**TASK DATA**:
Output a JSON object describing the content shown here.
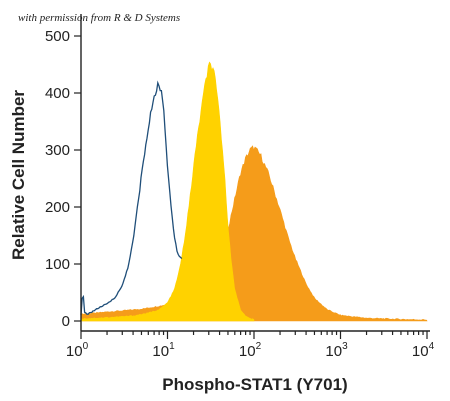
{
  "watermark": "with permission from R & D Systems",
  "colors": {
    "outline_series": "#1f4e79",
    "yellow_series": "#ffd200",
    "orange_series": "#f59c1a",
    "axis": "#222222"
  },
  "chart_data": {
    "type": "area",
    "title": "",
    "xlabel": "Phospho-STAT1 (Y701)",
    "ylabel": "Relative Cell Number",
    "x_scale": "log",
    "xlim": [
      1,
      10000
    ],
    "ylim": [
      0,
      500
    ],
    "x_ticks": [
      {
        "value": 1,
        "base": "10",
        "exp": "0"
      },
      {
        "value": 10,
        "base": "10",
        "exp": "1"
      },
      {
        "value": 100,
        "base": "10",
        "exp": "2"
      },
      {
        "value": 1000,
        "base": "10",
        "exp": "3"
      },
      {
        "value": 10000,
        "base": "10",
        "exp": "4"
      }
    ],
    "y_ticks": [
      0,
      100,
      200,
      300,
      400,
      500
    ],
    "grid": false,
    "legend": "none",
    "series": [
      {
        "style": "filled",
        "color": "#f59c1a",
        "x": [
          1,
          1.5,
          2,
          3,
          5,
          8,
          12,
          18,
          25,
          30,
          35,
          40,
          50,
          60,
          70,
          80,
          90,
          100,
          120,
          150,
          200,
          250,
          300,
          400,
          500,
          700,
          1000,
          2000,
          5000,
          10000
        ],
        "y": [
          12,
          14,
          16,
          18,
          21,
          26,
          32,
          40,
          55,
          68,
          85,
          110,
          160,
          215,
          260,
          285,
          300,
          305,
          290,
          255,
          195,
          145,
          110,
          65,
          40,
          20,
          10,
          5,
          3,
          2
        ]
      },
      {
        "style": "filled",
        "color": "#ffd200",
        "x": [
          1,
          2,
          4,
          6,
          8,
          10,
          12,
          14,
          16,
          18,
          20,
          22,
          25,
          28,
          30,
          32,
          35,
          40,
          45,
          50,
          55,
          60,
          70,
          80,
          100
        ],
        "y": [
          4,
          6,
          9,
          14,
          20,
          32,
          55,
          95,
          150,
          210,
          270,
          320,
          380,
          425,
          448,
          450,
          430,
          360,
          270,
          170,
          100,
          55,
          20,
          8,
          2
        ]
      },
      {
        "style": "outline",
        "color": "#1f4e79",
        "x": [
          1,
          1.05,
          1.1,
          1.2,
          1.4,
          1.7,
          2,
          2.5,
          3,
          3.5,
          4,
          4.5,
          5,
          5.5,
          6,
          6.5,
          7,
          7.5,
          8,
          8.5,
          9,
          9.5,
          10,
          11,
          12,
          13,
          14,
          15
        ],
        "y": [
          10,
          55,
          15,
          12,
          18,
          25,
          30,
          42,
          62,
          95,
          140,
          200,
          255,
          300,
          335,
          370,
          395,
          408,
          415,
          405,
          370,
          320,
          270,
          200,
          150,
          120,
          112,
          108
        ]
      }
    ]
  }
}
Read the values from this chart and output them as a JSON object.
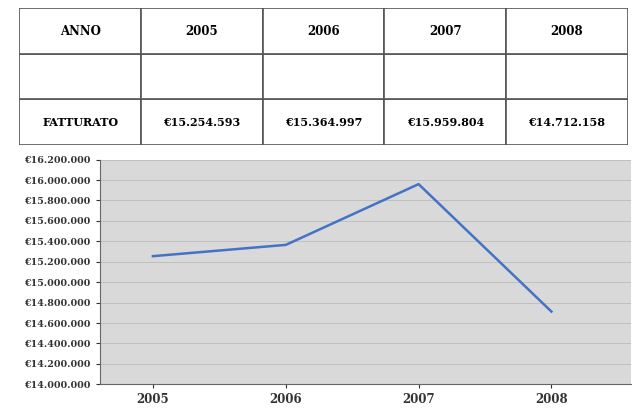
{
  "years": [
    2005,
    2006,
    2007,
    2008
  ],
  "values": [
    15254593,
    15364997,
    15959804,
    14712158
  ],
  "table_header": [
    "ANNO",
    "2005",
    "2006",
    "2007",
    "2008"
  ],
  "table_row2": [
    "FATTURATO",
    "€15.254.593",
    "€15.364.997",
    "€15.959.804",
    "€14.712.158"
  ],
  "ylim_min": 14000000,
  "ylim_max": 16200000,
  "ytick_step": 200000,
  "line_color": "#4472c4",
  "page_bg": "#ffffff",
  "table_cell_bg": "#ffffff",
  "chart_bg": "#d9d9d9",
  "grid_color": "#b0b0b0",
  "border_color": "#555555"
}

**JOB**: In the records above, find the lines containing "from" and copy them.

**TASK RESPONSE**:
  "watermark": "with permission from R & D Systems",
Read the values from this chart and output them as a JSON object.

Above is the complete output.